— Goal —
Rewrite every entry in the listing below, changing "screenshot" to "screen capture" and leaving everything else unchanged. Omit the pictures from your answer.

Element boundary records
— begin —

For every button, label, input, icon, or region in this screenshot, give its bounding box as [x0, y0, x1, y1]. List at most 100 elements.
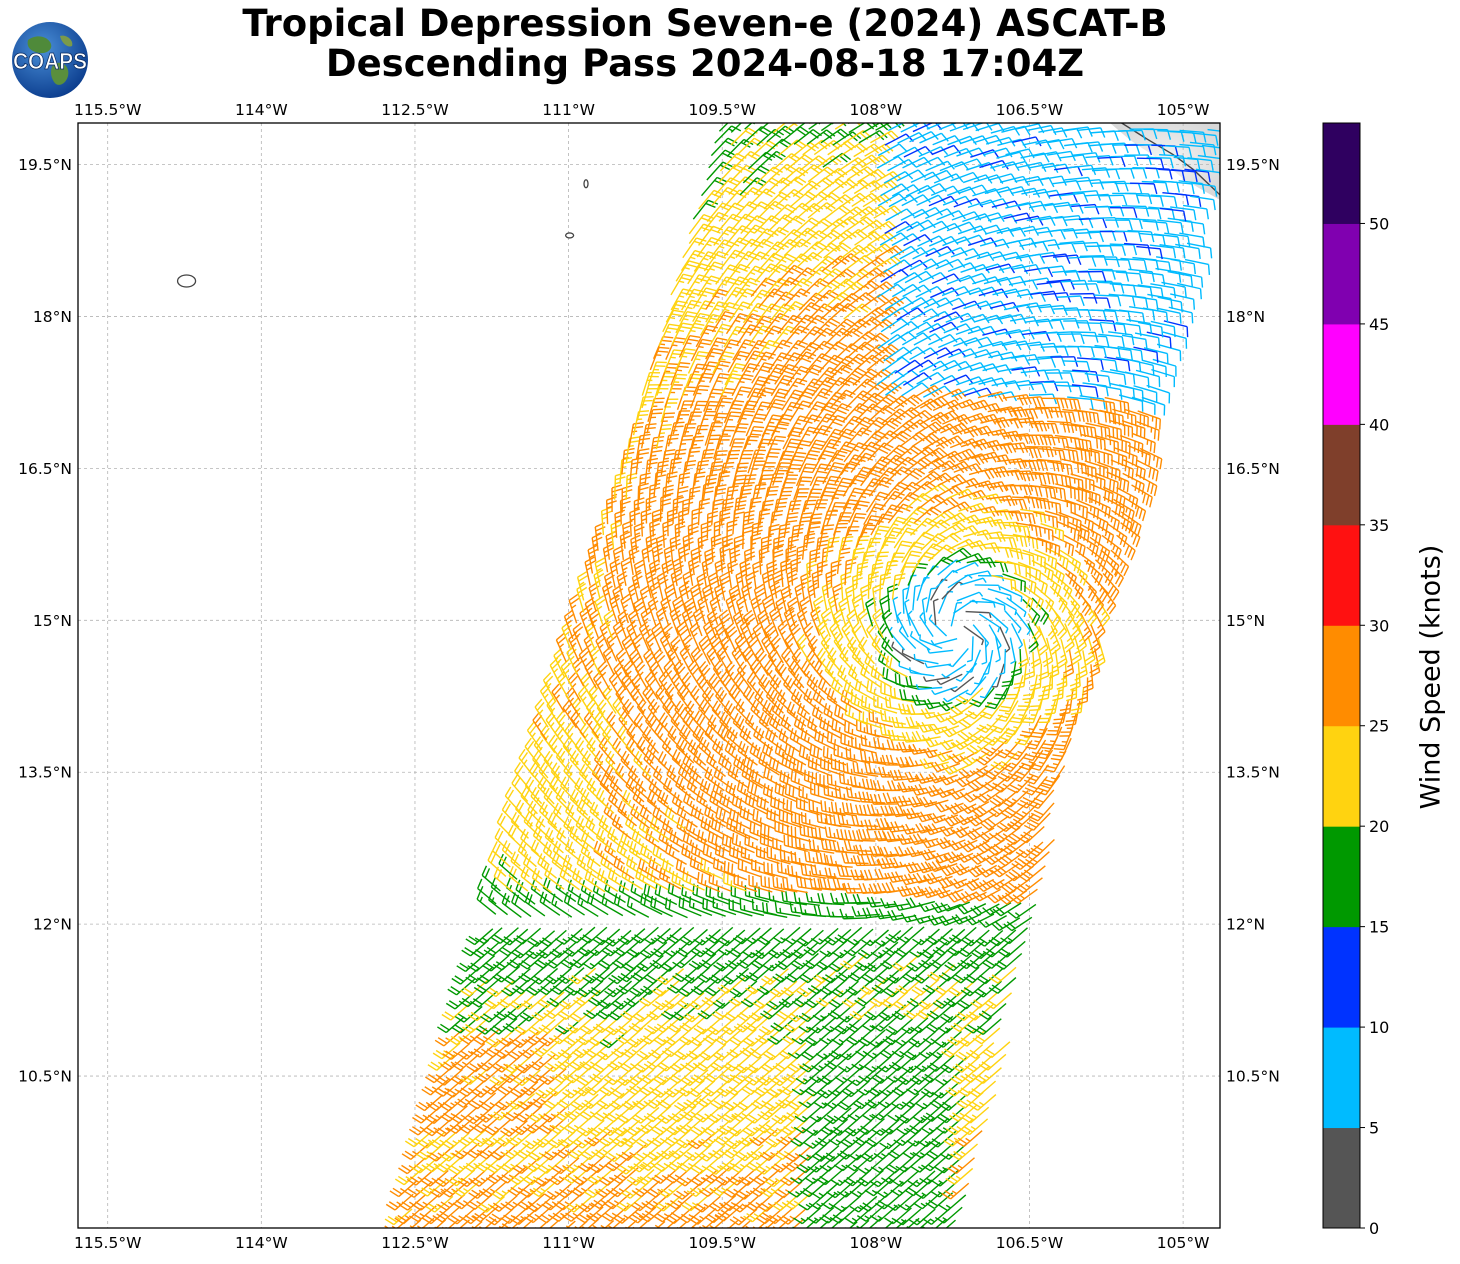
- wind-barb-feather: [717, 1212, 728, 1219]
- wind-barb-half-feather: [864, 1167, 870, 1172]
- wind-barb-staff: [950, 1182, 970, 1200]
- wind-barb-half-feather: [770, 1188, 776, 1193]
- wind-barb-half-feather: [642, 1188, 648, 1192]
- wind-barb-half-feather: [472, 1214, 478, 1219]
- wind-barb-feather: [725, 1188, 736, 1196]
- wind-barb-feather: [870, 1166, 881, 1174]
- wind-barb-feather: [521, 1188, 532, 1196]
- wind-barb-feather: [664, 1217, 675, 1225]
- wind-barb-feather: [508, 1178, 519, 1185]
- wind-barb-feather: [398, 1203, 409, 1211]
- wind-barb-feather: [641, 1229, 650, 1235]
- wind-barb-feather: [604, 1164, 614, 1172]
- wind-barb-feather: [492, 1202, 503, 1210]
- wind-barb: [749, 1180, 778, 1197]
- wind-barb-feather: [567, 1203, 578, 1211]
- wind-barb: [385, 1193, 414, 1211]
- wind-barb-half-feather: [893, 1204, 899, 1209]
- wind-barb-feather: [732, 1216, 743, 1223]
- wind-barb-feather: [761, 1212, 772, 1219]
- title-line-2: Descending Pass 2024-08-18 17:04Z: [325, 42, 1085, 85]
- wind-barb-feather: [638, 1232, 647, 1238]
- wind-barb-feather: [608, 1190, 618, 1198]
- wind-barb-half-feather: [657, 1188, 663, 1193]
- wind-barb: [533, 1169, 562, 1187]
- wind-barb-feather: [832, 1214, 843, 1222]
- wind-barb-feather: [928, 1199, 938, 1207]
- wind-barb: [714, 1204, 743, 1222]
- wind-barb-feather: [581, 1203, 591, 1210]
- wind-barb: [565, 1220, 588, 1228]
- wind-barb-feather: [464, 1214, 475, 1222]
- wind-barb-staff: [927, 1167, 947, 1185]
- wind-barb-half-feather: [902, 1165, 909, 1170]
- wind-barb-half-feather: [457, 1177, 463, 1182]
- wind-barb-feather: [562, 1166, 573, 1174]
- wind-barb-feather: [384, 1218, 395, 1226]
- wind-barb-half-feather: [852, 1164, 858, 1169]
- wind-barb-feather: [830, 1232, 839, 1238]
- wind-barb: [844, 1219, 870, 1228]
- wind-barb-half-feather: [772, 1226, 777, 1228]
- wind-barb-feather: [666, 1164, 676, 1172]
- wind-barb-feather: [426, 1162, 436, 1170]
- wind-barb-feather: [930, 1179, 941, 1187]
- wind-barb-feather: [517, 1203, 527, 1211]
- wind-barb: [760, 1180, 788, 1198]
- wind-barb-half-feather: [926, 1178, 932, 1182]
- wind-barb-feather: [645, 1200, 655, 1208]
- wind-barb-feather: [720, 1204, 730, 1212]
- wind-barb: [856, 1157, 885, 1175]
- wind-barb-feather: [904, 1229, 913, 1235]
- wind-barb-feather: [649, 1231, 658, 1237]
- wind-barb-feather: [543, 1193, 554, 1201]
- wind-barb-feather: [657, 1191, 668, 1198]
- wind-barb-feather: [843, 1179, 853, 1187]
- wind-barb-half-feather: [618, 1188, 624, 1193]
- wind-barb-feather: [574, 1176, 585, 1184]
- wind-barb-feather: [394, 1217, 404, 1225]
- wind-barb-feather: [588, 1166, 598, 1174]
- wind-barb-half-feather: [547, 1164, 553, 1169]
- wind-barb-staff: [403, 1207, 423, 1225]
- wind-barb: [517, 1193, 545, 1211]
- wind-barb-half-feather: [897, 1189, 903, 1194]
- wind-barb-half-feather: [798, 897, 801, 903]
- wind-barb-feather: [763, 1229, 772, 1235]
- wind-barb: [630, 1155, 659, 1173]
- wind-barb-feather: [816, 1178, 826, 1186]
- wind-barb-feather: [758, 1214, 769, 1222]
- wind-barb-feather: [804, 1177, 815, 1184]
- wind-barb-half-feather: [921, 1192, 927, 1197]
- wind-barb-half-feather: [813, 1217, 820, 1222]
- wind-barb-feather: [593, 1199, 603, 1207]
- wind-barb: [735, 1182, 764, 1200]
- wind-barb-feather: [450, 1215, 461, 1222]
- wind-barb-feather: [591, 1163, 601, 1171]
- wind-barb-feather: [578, 1205, 588, 1213]
- wind-barb-staff: [560, 1157, 580, 1175]
- wind-barb: [617, 1157, 645, 1175]
- wind-barb-half-feather: [887, 1230, 891, 1233]
- wind-barb-feather: [679, 1177, 689, 1184]
- wind-barb: [816, 1168, 845, 1186]
- wind-barb-feather: [844, 1217, 854, 1225]
- wind-barb-feather: [540, 1164, 550, 1172]
- wind-barb: [904, 1179, 933, 1197]
- wind-barb-feather: [856, 1179, 866, 1187]
- wind-barb: [590, 1192, 619, 1210]
- wind-barb-staff: [500, 1219, 511, 1228]
- wind-barb-feather: [907, 1186, 917, 1194]
- wind-barb-half-feather: [581, 1226, 586, 1228]
- wind-barb-feather: [506, 1230, 515, 1236]
- wind-barb-feather: [833, 1164, 844, 1172]
- wind-barb-half-feather: [805, 1203, 811, 1208]
- wind-barb: [654, 1194, 683, 1212]
- wind-barb-feather: [458, 1229, 467, 1235]
- wind-barb-feather: [641, 1212, 652, 1220]
- wind-barb-half-feather: [594, 1188, 600, 1193]
- wind-barb-half-feather: [811, 1177, 818, 1182]
- wind-barb-feather: [660, 1232, 669, 1238]
- wind-barb-feather: [604, 1212, 614, 1220]
- wind-barb-feather: [681, 1204, 692, 1212]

— end —

— Solution to this task —
For every button, label, input, icon, or region in this screen capture, give its bounding box as [x0, y0, x1, y1]. List at most 100 elements.
- wind-barb-feather: [717, 1212, 728, 1219]
- wind-barb-half-feather: [864, 1167, 870, 1172]
- wind-barb-staff: [950, 1182, 970, 1200]
- wind-barb-half-feather: [770, 1188, 776, 1193]
- wind-barb-half-feather: [642, 1188, 648, 1192]
- wind-barb-half-feather: [472, 1214, 478, 1219]
- wind-barb-feather: [725, 1188, 736, 1196]
- wind-barb-feather: [870, 1166, 881, 1174]
- wind-barb-feather: [521, 1188, 532, 1196]
- wind-barb-feather: [664, 1217, 675, 1225]
- wind-barb-feather: [508, 1178, 519, 1185]
- wind-barb-feather: [398, 1203, 409, 1211]
- wind-barb-feather: [641, 1229, 650, 1235]
- wind-barb-feather: [604, 1164, 614, 1172]
- wind-barb-feather: [492, 1202, 503, 1210]
- wind-barb: [749, 1180, 778, 1197]
- wind-barb-feather: [567, 1203, 578, 1211]
- wind-barb: [385, 1193, 414, 1211]
- wind-barb-half-feather: [893, 1204, 899, 1209]
- wind-barb-feather: [732, 1216, 743, 1223]
- wind-barb-feather: [761, 1212, 772, 1219]
- title-line-2: Descending Pass 2024-08-18 17:04Z: [325, 42, 1085, 85]
- wind-barb-feather: [638, 1232, 647, 1238]
- wind-barb-feather: [608, 1190, 618, 1198]
- wind-barb-half-feather: [657, 1188, 663, 1193]
- wind-barb: [533, 1169, 562, 1187]
- wind-barb-feather: [832, 1214, 843, 1222]
- wind-barb-feather: [928, 1199, 938, 1207]
- wind-barb: [714, 1204, 743, 1222]
- wind-barb-feather: [581, 1203, 591, 1210]
- wind-barb: [565, 1220, 588, 1228]
- wind-barb-feather: [464, 1214, 475, 1222]
- wind-barb-staff: [927, 1167, 947, 1185]
- wind-barb-half-feather: [902, 1165, 909, 1170]
- wind-barb-half-feather: [457, 1177, 463, 1182]
- wind-barb-feather: [562, 1166, 573, 1174]
- wind-barb-feather: [384, 1218, 395, 1226]
- wind-barb-half-feather: [852, 1164, 858, 1169]
- wind-barb-feather: [830, 1232, 839, 1238]
- wind-barb: [844, 1219, 870, 1228]
- wind-barb-half-feather: [772, 1226, 777, 1228]
- wind-barb-feather: [666, 1164, 676, 1172]
- wind-barb-feather: [426, 1162, 436, 1170]
- wind-barb-feather: [930, 1179, 941, 1187]
- wind-barb-feather: [517, 1203, 527, 1211]
- wind-barb: [760, 1180, 788, 1198]
- wind-barb-half-feather: [926, 1178, 932, 1182]
- wind-barb-feather: [645, 1200, 655, 1208]
- wind-barb-feather: [720, 1204, 730, 1212]
- wind-barb: [856, 1157, 885, 1175]
- wind-barb-feather: [904, 1229, 913, 1235]
- wind-barb-feather: [649, 1231, 658, 1237]
- wind-barb-feather: [543, 1193, 554, 1201]
- wind-barb-feather: [657, 1191, 668, 1198]
- wind-barb-feather: [843, 1179, 853, 1187]
- wind-barb-half-feather: [618, 1188, 624, 1193]
- wind-barb-feather: [574, 1176, 585, 1184]
- wind-barb-feather: [394, 1217, 404, 1225]
- wind-barb-feather: [588, 1166, 598, 1174]
- wind-barb-half-feather: [547, 1164, 553, 1169]
- wind-barb-staff: [403, 1207, 423, 1225]
- wind-barb: [517, 1193, 545, 1211]
- wind-barb-half-feather: [897, 1189, 903, 1194]
- wind-barb-half-feather: [798, 897, 801, 903]
- wind-barb-feather: [763, 1229, 772, 1235]
- wind-barb: [630, 1155, 659, 1173]
- wind-barb-feather: [816, 1178, 826, 1186]
- wind-barb-feather: [758, 1214, 769, 1222]
- wind-barb-feather: [804, 1177, 815, 1184]
- wind-barb-half-feather: [921, 1192, 927, 1197]
- wind-barb-half-feather: [813, 1217, 820, 1222]
- wind-barb-feather: [593, 1199, 603, 1207]
- wind-barb: [735, 1182, 764, 1200]
- wind-barb-feather: [450, 1215, 461, 1222]
- wind-barb-feather: [591, 1163, 601, 1171]
- wind-barb-feather: [578, 1205, 588, 1213]
- wind-barb-staff: [560, 1157, 580, 1175]
- wind-barb: [617, 1157, 645, 1175]
- wind-barb-half-feather: [887, 1230, 891, 1233]
- wind-barb-feather: [679, 1177, 689, 1184]
- wind-barb: [816, 1168, 845, 1186]
- wind-barb-feather: [844, 1217, 854, 1225]
- wind-barb-feather: [540, 1164, 550, 1172]
- wind-barb: [904, 1179, 933, 1197]
- wind-barb-feather: [856, 1179, 866, 1187]
- wind-barb: [590, 1192, 619, 1210]
- wind-barb-staff: [500, 1219, 511, 1228]
- wind-barb-feather: [907, 1186, 917, 1194]
- wind-barb-half-feather: [581, 1226, 586, 1228]
- wind-barb-feather: [506, 1230, 515, 1236]
- wind-barb-feather: [833, 1164, 844, 1172]
- wind-barb-half-feather: [805, 1203, 811, 1208]
- wind-barb: [654, 1194, 683, 1212]
- wind-barb-feather: [458, 1229, 467, 1235]
- wind-barb-feather: [641, 1212, 652, 1220]
- wind-barb-half-feather: [594, 1188, 600, 1193]
- wind-barb-half-feather: [811, 1177, 818, 1182]
- wind-barb-feather: [660, 1232, 669, 1238]
- wind-barb-feather: [604, 1212, 614, 1220]
- wind-barb-feather: [681, 1204, 692, 1212]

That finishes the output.